* [THE RECORDS]:
— Start —

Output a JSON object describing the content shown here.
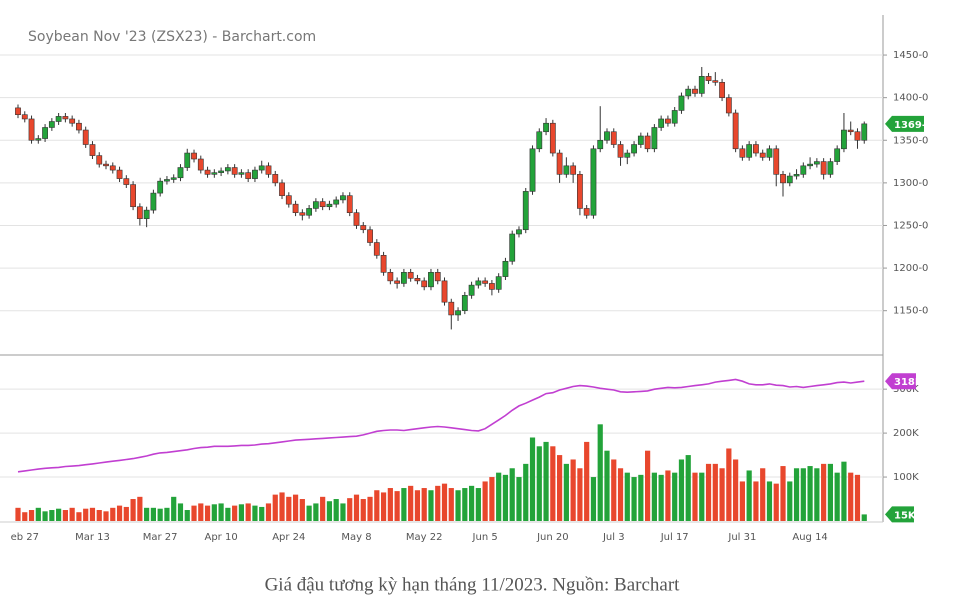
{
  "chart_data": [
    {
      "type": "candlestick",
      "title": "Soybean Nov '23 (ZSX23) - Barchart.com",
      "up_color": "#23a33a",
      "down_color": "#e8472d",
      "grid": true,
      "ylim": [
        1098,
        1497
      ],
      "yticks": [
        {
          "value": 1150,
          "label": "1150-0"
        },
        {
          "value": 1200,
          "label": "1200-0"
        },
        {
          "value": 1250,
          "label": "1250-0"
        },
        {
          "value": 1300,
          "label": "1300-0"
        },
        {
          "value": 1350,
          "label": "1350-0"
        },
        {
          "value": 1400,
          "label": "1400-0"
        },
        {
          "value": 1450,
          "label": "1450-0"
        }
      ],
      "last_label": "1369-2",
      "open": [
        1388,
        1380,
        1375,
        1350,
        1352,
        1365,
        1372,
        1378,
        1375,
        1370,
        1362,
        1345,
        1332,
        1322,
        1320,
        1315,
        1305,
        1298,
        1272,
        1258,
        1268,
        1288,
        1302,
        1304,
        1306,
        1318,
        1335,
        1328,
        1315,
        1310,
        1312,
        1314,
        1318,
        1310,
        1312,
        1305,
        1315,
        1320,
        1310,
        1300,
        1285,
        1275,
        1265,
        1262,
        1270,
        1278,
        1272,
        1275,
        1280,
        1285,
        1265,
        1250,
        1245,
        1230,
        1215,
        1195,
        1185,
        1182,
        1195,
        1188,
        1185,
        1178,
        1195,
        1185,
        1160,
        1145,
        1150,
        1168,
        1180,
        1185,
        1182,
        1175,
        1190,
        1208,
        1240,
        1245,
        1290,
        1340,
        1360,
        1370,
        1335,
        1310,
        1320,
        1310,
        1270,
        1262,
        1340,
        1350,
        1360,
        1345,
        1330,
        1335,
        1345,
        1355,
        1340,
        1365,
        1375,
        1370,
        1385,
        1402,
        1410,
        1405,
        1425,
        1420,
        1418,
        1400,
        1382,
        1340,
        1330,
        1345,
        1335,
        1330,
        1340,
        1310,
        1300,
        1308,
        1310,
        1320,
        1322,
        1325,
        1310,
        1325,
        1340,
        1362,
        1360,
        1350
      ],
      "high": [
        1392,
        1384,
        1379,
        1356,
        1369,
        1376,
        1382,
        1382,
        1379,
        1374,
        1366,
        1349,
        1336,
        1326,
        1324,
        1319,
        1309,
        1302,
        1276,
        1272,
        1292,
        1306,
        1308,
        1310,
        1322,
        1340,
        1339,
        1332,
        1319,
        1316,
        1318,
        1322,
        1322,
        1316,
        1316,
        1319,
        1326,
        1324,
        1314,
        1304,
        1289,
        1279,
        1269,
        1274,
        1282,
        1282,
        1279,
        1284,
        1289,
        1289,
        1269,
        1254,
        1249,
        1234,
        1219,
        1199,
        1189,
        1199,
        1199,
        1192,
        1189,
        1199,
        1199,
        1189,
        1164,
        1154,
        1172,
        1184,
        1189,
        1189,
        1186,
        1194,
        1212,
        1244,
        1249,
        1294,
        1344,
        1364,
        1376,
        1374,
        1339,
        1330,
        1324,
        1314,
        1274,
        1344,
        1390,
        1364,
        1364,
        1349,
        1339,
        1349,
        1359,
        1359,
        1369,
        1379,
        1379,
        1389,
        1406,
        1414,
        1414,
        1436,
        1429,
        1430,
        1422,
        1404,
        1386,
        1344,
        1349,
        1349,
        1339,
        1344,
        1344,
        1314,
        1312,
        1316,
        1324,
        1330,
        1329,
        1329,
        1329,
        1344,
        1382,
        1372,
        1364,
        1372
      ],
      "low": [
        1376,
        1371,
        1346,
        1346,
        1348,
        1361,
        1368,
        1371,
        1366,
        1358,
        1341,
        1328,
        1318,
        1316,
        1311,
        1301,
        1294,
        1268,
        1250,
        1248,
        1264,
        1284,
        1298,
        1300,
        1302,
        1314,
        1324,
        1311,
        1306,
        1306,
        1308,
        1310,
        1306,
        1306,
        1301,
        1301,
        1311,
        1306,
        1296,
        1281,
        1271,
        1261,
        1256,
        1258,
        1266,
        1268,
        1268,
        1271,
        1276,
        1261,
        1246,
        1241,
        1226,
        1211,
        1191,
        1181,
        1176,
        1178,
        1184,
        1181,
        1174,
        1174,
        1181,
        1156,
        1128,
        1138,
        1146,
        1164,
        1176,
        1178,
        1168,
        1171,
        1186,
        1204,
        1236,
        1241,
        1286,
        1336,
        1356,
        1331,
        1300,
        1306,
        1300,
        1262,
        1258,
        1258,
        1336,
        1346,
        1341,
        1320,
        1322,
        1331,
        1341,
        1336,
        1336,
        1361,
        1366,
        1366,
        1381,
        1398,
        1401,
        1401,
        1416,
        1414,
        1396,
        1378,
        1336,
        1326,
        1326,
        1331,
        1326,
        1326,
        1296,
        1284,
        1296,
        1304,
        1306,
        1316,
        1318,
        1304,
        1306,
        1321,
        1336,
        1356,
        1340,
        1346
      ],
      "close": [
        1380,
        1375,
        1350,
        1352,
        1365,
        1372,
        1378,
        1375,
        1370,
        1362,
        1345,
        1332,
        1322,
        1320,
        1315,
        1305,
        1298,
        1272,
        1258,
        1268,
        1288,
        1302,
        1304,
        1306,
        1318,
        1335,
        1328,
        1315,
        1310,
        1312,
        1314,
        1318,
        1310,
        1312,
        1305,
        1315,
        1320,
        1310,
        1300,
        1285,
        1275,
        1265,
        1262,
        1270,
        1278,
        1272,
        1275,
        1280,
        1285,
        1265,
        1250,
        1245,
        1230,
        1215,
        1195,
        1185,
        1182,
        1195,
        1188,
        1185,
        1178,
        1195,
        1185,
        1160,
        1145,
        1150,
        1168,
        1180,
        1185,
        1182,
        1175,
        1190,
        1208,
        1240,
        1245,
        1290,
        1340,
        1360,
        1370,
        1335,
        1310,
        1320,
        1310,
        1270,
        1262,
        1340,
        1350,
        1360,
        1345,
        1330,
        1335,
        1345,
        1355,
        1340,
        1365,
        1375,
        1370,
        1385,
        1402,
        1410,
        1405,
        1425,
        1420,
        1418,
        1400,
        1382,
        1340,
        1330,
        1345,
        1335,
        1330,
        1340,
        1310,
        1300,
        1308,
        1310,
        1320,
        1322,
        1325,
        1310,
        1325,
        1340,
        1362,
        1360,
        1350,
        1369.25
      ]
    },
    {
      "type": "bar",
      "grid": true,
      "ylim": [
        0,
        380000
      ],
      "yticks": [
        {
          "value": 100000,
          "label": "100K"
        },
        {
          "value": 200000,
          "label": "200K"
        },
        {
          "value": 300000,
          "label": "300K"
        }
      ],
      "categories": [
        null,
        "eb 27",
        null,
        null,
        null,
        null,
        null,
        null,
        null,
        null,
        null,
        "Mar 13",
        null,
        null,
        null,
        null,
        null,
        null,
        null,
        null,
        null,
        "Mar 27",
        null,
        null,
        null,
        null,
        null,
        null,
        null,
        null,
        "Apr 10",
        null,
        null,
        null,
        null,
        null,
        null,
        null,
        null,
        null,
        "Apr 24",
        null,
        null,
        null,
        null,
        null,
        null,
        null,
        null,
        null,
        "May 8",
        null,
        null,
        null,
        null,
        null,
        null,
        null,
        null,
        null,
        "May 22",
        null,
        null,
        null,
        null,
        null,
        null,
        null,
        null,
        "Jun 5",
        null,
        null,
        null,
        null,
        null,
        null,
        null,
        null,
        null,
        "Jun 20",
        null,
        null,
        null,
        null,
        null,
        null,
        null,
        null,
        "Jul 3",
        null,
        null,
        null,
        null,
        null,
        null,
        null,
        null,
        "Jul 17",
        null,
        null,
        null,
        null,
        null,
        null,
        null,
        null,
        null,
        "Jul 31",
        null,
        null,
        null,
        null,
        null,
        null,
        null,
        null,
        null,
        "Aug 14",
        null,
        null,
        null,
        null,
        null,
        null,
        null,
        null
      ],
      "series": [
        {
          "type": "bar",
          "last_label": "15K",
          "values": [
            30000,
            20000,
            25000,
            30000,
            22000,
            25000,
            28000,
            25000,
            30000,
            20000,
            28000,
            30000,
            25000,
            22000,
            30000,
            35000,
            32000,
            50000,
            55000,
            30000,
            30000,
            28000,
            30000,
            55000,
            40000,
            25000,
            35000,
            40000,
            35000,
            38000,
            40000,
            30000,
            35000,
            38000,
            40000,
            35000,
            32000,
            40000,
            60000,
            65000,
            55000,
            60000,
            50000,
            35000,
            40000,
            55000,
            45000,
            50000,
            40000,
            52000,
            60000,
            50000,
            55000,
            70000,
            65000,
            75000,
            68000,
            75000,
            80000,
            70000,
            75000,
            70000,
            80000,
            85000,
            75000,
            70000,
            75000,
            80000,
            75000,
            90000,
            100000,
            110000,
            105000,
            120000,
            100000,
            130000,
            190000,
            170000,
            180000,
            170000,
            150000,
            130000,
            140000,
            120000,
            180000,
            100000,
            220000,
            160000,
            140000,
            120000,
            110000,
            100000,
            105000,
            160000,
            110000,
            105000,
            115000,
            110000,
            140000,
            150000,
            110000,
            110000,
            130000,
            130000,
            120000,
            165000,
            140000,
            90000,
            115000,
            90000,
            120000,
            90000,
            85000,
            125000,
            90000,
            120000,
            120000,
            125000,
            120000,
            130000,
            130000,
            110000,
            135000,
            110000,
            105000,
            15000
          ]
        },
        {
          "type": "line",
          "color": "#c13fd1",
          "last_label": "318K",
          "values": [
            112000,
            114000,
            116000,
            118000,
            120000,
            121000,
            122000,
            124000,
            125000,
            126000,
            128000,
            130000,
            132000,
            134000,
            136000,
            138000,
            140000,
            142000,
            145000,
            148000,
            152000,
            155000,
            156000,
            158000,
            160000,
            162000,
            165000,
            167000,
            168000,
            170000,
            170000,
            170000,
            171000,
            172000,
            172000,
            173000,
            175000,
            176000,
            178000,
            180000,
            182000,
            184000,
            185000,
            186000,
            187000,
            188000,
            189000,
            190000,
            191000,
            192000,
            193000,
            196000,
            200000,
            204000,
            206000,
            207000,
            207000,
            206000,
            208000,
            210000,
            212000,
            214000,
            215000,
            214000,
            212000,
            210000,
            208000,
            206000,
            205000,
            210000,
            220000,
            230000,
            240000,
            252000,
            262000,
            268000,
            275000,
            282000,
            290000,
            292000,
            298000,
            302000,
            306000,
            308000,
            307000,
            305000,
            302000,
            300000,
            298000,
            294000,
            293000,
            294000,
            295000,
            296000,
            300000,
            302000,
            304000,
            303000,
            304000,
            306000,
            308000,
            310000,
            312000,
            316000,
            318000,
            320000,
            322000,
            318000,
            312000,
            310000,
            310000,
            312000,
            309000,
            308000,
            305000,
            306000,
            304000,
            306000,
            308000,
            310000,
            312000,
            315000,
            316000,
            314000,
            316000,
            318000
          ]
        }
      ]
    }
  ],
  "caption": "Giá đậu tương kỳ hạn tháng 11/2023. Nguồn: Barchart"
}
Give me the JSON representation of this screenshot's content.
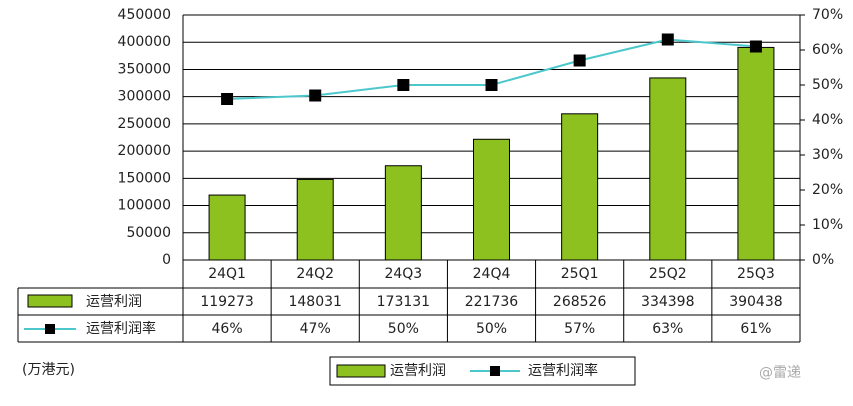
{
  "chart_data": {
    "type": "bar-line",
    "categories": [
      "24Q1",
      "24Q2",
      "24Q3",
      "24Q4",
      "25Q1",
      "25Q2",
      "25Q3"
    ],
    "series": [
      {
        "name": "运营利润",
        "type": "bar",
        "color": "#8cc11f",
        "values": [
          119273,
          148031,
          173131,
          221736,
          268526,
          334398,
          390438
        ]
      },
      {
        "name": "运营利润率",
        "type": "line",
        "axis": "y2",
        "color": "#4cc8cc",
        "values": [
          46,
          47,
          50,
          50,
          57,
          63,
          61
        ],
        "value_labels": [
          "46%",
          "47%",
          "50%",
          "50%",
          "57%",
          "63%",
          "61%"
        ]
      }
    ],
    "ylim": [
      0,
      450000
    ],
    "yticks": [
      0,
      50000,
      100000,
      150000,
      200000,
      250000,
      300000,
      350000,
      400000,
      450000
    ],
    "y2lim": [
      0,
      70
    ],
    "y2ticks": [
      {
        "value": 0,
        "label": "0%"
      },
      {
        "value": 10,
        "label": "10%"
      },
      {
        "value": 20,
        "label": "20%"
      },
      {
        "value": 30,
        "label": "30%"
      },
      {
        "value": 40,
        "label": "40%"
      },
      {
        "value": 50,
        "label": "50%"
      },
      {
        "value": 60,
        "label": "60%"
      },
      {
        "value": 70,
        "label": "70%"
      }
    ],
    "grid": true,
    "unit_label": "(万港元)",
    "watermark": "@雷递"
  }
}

— End —

* [THE TASK]: Extract all lines from the material above that include the word "Barchart".

* [OUTPUT OF THE EXERCISE]:
      "title": "Soybean Nov '23 (ZSX23) - Barchart.com",
  "caption": "Giá đậu tương kỳ hạn tháng 11/2023. Nguồn: Barchart"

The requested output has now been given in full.